All of the records below need to be copied exactly.

(Extracted data entries)
******************************

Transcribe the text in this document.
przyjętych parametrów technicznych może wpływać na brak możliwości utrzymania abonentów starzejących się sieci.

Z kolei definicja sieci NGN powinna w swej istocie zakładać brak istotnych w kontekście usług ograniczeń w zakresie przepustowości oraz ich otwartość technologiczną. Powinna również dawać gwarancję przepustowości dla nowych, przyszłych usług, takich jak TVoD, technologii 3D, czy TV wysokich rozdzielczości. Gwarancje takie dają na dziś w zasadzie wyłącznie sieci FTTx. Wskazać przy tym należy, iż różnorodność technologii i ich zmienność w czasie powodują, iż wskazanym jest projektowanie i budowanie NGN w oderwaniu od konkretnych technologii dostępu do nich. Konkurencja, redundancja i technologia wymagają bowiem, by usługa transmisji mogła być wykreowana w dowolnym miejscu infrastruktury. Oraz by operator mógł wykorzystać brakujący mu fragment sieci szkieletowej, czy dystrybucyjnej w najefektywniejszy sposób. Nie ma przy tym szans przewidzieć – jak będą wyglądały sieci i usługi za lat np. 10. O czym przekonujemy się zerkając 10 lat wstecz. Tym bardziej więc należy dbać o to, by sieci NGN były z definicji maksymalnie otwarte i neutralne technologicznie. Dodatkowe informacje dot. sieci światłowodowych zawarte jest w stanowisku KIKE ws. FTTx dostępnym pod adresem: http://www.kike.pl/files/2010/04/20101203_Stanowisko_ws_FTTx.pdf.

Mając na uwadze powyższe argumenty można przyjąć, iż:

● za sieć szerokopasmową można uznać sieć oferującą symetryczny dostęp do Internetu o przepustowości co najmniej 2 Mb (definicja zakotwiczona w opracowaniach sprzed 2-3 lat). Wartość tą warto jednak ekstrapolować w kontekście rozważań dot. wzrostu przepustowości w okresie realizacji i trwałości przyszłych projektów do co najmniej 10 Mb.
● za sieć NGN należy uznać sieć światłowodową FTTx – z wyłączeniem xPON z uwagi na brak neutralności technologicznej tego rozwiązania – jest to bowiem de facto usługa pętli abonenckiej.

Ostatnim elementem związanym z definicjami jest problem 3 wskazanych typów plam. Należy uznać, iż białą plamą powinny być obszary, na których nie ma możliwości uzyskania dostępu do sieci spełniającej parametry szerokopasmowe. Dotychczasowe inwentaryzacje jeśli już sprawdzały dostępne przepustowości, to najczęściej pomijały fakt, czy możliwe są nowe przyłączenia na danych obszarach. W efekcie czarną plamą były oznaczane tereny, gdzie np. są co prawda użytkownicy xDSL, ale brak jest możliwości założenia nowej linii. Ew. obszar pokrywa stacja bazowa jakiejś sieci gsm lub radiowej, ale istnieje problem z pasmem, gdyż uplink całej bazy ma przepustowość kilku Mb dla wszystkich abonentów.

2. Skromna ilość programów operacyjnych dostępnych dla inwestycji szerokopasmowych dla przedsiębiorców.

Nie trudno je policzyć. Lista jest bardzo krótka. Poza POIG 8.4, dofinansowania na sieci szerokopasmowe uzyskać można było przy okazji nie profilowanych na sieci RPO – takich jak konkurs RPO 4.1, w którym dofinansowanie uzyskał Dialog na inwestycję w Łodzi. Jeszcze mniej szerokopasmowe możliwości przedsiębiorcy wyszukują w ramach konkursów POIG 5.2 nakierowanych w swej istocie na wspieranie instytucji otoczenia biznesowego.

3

******************************

## WRITTEN SOLUTION
Transcribe the text in this document.
przyjętych parametrów technicznych może wpływać na brak możliwości utrzymania abonentów starzejących się sieci.

Z kolei definicja sieci NGN powinna w swej istocie zakładać brak istotnych w kontekście usług ograniczeń w zakresie przepustowości oraz ich otwartość technologiczną. Powinna również dawać gwarancję przepustowości dla nowych, przyszłych usług, takich jak TVoD, technologii 3D, czy TV wysokich rozdzielczości. Gwarancje takie dają na dziś w zasadzie wyłącznie sieci FTTx. Wskazać przy tym należy, iż różnorodność technologii i ich zmienność w czasie powodują, iż wskazanym jest projektowanie i budowanie NGN w oderwaniu od konkretnych technologii dostępu do nich. Konkurencja, redundancja i technologia wymagają bowiem, by usługa transmisji mogła być wykreowana w dowolnym miejscu infrastruktury. Oraz by operator mógł wykorzystać brakujący mu fragment sieci szkieletowej, czy dystrybucyjnej w najefektywniejszy sposób. Nie ma przy tym szans przewidzieć – jak będą wyglądały sieci i usługi za lat np. 10. O czym przekonujemy się zerkając 10 lat wstecz. Tym bardziej więc należy dbać o to, by sieci NGN były z definicji maksymalnie otwarte i neutralne technologicznie. Dodatkowe informacje dot. sieci światłowodowych zawarte jest w stanowisku KIKE ws. FTTx dostępnym pod adresem: http://www.kike.pl/files/2010/04/20101203_Stanowisko_ws_FTTx.pdf.

Mając na uwadze powyższe argumenty można przyjąć, iż:

● za sieć szerokopasmową można uznać sieć oferującą symetryczny dostęp do Internetu o przepustowości co najmniej 2 Mb (definicja zakotwiczona w opracowaniach sprzed 2-3 lat). Wartość tą warto jednak ekstrapolować w kontekście rozważań dot. wzrostu przepustowości w okresie realizacji i trwałości przyszłych projektów do co najmniej 10 Mb.
● za sieć NGN należy uznać sieć światłowodową FTTx – z wyłączeniem xPON z uwagi na brak neutralności technologicznej tego rozwiązania – jest to bowiem de facto usługa pętli abonenckiej.

Ostatnim elementem związanym z definicjami jest problem 3 wskazanych typów plam. Należy uznać, iż białą plamą powinny być obszary, na których nie ma możliwości uzyskania dostępu do sieci spełniającej parametry szerokopasmowe. Dotychczasowe inwentaryzacje jeśli już sprawdzały dostępne przepustowości, to najczęściej pomijały fakt, czy możliwe są nowe przyłączenia na danych obszarach. W efekcie czarną plamą były oznaczane tereny, gdzie np. są co prawda użytkownicy xDSL, ale brak jest możliwości założenia nowej linii. Ew. obszar pokrywa stacja bazowa jakiejś sieci gsm lub radiowej, ale istnieje problem z pasmem, gdyż uplink całej bazy ma przepustowość kilku Mb dla wszystkich abonentów.

2. Skromna ilość programów operacyjnych dostępnych dla inwestycji szerokopasmowych dla przedsiębiorców.

Nie trudno je policzyć. Lista jest bardzo krótka. Poza POIG 8.4, dofinansowania na sieci szerokopasmowe uzyskać można było przy okazji nie profilowanych na sieci RPO – takich jak konkurs RPO 4.1, w którym dofinansowanie uzyskał Dialog na inwestycję w Łodzi. Jeszcze mniej szerokopasmowe możliwości przedsiębiorcy wyszukują w ramach konkursów POIG 5.2 nakierowanych w swej istocie na wspieranie instytucji otoczenia biznesowego.

3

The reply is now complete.